• _STATED PROBLEM_
Which lines below hold the word "czyli"? Report each one.

• _DATA FOR THIS TASK_
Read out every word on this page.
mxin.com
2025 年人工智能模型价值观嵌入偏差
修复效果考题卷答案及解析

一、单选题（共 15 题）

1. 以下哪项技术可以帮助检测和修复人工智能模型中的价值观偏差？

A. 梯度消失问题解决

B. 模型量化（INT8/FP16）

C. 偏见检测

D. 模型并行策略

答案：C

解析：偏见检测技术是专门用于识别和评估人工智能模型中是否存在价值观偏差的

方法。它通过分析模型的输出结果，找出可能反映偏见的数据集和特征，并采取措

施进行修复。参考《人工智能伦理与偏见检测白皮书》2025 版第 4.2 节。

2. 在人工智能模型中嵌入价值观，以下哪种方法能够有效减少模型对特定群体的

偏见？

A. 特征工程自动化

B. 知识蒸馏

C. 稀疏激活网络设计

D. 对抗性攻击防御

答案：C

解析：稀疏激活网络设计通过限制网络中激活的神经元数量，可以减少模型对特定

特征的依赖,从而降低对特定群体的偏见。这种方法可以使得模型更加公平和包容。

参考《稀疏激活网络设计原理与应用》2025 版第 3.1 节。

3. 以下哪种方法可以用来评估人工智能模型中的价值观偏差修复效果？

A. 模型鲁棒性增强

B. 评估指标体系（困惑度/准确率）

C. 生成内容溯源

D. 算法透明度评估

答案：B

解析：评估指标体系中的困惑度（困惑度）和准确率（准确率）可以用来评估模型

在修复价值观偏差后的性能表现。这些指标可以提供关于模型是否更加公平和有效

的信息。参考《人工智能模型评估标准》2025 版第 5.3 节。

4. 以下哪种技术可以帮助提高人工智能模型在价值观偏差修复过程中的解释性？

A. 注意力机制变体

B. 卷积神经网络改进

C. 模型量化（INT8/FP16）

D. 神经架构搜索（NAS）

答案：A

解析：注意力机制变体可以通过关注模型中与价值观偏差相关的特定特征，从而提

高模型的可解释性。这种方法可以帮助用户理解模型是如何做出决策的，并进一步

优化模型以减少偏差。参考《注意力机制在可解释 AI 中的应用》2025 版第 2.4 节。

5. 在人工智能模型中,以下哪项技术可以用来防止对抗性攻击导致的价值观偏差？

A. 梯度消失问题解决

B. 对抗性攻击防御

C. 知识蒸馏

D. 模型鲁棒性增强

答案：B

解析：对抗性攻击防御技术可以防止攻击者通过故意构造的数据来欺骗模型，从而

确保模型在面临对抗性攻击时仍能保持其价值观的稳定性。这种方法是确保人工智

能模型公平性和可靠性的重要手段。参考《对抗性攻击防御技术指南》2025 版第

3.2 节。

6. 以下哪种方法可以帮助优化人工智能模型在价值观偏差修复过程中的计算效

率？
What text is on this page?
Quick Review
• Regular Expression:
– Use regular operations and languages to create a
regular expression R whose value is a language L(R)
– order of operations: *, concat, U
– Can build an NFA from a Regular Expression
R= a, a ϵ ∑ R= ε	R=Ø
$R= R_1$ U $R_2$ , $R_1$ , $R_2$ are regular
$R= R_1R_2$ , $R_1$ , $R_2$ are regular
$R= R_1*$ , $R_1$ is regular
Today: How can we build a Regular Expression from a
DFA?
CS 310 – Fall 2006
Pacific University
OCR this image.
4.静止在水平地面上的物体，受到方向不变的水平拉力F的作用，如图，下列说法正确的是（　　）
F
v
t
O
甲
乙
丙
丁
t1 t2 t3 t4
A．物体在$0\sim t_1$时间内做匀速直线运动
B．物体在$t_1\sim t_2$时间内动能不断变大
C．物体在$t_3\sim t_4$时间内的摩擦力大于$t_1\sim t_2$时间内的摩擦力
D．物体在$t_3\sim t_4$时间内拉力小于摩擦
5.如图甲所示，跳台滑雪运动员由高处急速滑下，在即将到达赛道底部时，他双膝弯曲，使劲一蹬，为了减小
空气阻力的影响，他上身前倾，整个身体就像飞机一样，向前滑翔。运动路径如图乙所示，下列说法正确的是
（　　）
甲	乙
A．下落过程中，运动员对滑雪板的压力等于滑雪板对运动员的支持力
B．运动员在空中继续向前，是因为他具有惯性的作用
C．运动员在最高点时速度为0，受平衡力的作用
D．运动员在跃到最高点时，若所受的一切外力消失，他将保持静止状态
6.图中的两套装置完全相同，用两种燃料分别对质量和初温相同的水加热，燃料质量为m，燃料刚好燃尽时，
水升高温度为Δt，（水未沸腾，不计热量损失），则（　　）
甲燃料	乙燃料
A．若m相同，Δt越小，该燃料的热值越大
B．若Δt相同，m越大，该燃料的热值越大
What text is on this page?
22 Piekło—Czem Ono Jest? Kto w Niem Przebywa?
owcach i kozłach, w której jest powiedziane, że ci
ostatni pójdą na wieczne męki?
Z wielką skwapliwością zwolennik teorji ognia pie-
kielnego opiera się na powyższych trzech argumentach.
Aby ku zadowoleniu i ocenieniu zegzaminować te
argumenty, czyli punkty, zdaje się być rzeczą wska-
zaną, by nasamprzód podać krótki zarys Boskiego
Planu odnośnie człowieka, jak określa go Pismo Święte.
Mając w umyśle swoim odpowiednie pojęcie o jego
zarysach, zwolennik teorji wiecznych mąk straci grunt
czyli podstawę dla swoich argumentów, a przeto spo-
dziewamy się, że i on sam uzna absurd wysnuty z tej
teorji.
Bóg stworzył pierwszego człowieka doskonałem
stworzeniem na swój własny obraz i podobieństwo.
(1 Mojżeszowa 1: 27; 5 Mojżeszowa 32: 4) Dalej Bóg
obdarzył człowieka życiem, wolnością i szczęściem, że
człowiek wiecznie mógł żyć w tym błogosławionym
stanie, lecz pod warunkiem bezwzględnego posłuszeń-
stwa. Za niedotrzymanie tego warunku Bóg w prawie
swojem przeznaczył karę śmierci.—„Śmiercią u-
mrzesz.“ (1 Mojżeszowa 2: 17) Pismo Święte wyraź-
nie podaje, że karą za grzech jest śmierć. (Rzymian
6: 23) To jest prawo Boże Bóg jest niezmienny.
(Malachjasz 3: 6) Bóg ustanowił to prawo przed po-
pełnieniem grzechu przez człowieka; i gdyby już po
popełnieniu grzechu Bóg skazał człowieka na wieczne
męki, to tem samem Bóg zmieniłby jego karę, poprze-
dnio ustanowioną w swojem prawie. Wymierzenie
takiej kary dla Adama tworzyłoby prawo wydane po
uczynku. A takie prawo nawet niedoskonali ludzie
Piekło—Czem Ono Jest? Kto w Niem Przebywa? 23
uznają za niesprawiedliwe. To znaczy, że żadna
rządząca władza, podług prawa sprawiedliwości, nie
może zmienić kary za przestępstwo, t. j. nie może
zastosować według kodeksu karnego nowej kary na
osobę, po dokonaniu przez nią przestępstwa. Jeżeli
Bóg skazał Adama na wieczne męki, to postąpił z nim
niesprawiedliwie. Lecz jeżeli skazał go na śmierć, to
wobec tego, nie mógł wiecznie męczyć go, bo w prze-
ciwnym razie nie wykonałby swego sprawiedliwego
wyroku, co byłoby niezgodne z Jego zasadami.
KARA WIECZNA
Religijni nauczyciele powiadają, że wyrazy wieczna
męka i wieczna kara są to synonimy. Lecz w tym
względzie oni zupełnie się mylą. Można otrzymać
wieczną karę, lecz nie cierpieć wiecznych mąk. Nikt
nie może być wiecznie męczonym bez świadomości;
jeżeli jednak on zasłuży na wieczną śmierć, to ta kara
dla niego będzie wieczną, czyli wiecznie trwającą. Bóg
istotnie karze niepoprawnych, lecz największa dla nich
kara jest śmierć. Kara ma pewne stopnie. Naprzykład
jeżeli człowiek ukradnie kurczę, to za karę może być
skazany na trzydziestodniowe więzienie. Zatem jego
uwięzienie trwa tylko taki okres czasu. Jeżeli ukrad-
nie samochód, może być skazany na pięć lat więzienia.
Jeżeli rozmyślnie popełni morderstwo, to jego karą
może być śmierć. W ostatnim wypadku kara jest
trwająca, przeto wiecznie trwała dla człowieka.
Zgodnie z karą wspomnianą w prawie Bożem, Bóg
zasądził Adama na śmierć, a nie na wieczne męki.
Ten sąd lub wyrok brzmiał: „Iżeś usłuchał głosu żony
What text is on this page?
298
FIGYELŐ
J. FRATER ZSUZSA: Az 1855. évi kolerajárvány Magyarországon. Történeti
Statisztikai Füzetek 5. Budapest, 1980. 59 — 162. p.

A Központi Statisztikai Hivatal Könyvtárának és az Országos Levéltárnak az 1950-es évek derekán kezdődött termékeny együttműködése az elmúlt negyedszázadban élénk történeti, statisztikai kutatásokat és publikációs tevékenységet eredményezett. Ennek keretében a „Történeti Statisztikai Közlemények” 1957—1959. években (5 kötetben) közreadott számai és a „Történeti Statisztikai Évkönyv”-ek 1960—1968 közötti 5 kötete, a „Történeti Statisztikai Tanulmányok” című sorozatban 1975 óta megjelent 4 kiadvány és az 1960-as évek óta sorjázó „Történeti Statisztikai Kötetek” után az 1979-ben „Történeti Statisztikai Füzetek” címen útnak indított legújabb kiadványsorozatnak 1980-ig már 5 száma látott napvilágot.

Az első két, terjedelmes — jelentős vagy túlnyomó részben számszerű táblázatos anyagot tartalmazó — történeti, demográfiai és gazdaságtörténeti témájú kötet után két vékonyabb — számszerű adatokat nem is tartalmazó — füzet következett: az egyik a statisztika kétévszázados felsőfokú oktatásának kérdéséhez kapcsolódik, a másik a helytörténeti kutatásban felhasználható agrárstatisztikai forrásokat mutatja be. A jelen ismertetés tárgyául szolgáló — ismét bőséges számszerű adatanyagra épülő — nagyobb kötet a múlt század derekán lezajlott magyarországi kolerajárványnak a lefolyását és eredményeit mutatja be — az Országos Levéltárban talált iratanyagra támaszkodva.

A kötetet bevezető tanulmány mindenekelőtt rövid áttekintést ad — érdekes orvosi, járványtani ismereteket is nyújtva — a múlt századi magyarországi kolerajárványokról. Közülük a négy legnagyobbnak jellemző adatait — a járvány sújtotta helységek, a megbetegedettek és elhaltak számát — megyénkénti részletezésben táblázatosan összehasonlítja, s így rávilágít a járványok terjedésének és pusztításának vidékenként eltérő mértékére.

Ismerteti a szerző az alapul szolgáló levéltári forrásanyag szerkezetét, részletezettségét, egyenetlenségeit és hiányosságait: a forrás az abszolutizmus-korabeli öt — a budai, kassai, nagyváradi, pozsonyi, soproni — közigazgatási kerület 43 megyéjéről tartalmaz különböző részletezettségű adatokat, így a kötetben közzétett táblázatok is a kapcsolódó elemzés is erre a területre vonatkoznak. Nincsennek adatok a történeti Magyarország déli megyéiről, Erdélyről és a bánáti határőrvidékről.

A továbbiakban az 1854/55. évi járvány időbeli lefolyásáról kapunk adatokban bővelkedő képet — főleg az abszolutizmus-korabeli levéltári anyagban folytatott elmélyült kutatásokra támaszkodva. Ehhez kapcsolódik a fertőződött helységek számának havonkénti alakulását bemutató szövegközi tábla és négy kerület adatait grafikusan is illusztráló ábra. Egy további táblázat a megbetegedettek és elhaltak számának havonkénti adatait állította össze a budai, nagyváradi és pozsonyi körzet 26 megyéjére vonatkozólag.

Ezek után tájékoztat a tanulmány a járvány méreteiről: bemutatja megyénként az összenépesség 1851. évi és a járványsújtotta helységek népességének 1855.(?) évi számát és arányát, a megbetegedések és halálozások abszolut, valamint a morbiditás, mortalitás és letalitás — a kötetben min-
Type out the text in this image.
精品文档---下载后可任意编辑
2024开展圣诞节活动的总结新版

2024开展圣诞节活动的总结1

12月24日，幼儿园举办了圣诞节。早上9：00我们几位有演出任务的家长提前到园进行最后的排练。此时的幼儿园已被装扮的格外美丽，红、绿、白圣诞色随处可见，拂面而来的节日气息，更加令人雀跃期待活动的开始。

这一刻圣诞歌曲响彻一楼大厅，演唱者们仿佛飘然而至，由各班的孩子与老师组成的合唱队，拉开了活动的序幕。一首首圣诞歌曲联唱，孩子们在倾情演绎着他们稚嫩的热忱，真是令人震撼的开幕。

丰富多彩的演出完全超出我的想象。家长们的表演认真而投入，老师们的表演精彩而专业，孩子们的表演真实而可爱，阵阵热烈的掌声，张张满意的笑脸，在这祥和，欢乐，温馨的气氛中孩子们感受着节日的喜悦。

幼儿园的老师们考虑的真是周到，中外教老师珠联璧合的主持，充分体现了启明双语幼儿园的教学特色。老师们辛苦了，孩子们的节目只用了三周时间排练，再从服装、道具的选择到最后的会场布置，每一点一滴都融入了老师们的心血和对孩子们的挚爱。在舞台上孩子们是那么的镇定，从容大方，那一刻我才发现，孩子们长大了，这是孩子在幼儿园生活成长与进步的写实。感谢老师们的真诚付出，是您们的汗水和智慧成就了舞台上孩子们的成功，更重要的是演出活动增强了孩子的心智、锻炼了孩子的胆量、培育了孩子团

• _TASK RESULT_
argumenty, czyli punkty, zdaje się być rzeczą wska-
czyli podstawę dla swoich argumentów, a przeto spo-
dla niego będzie wieczną, czyli wiecznie trwającą. Bóg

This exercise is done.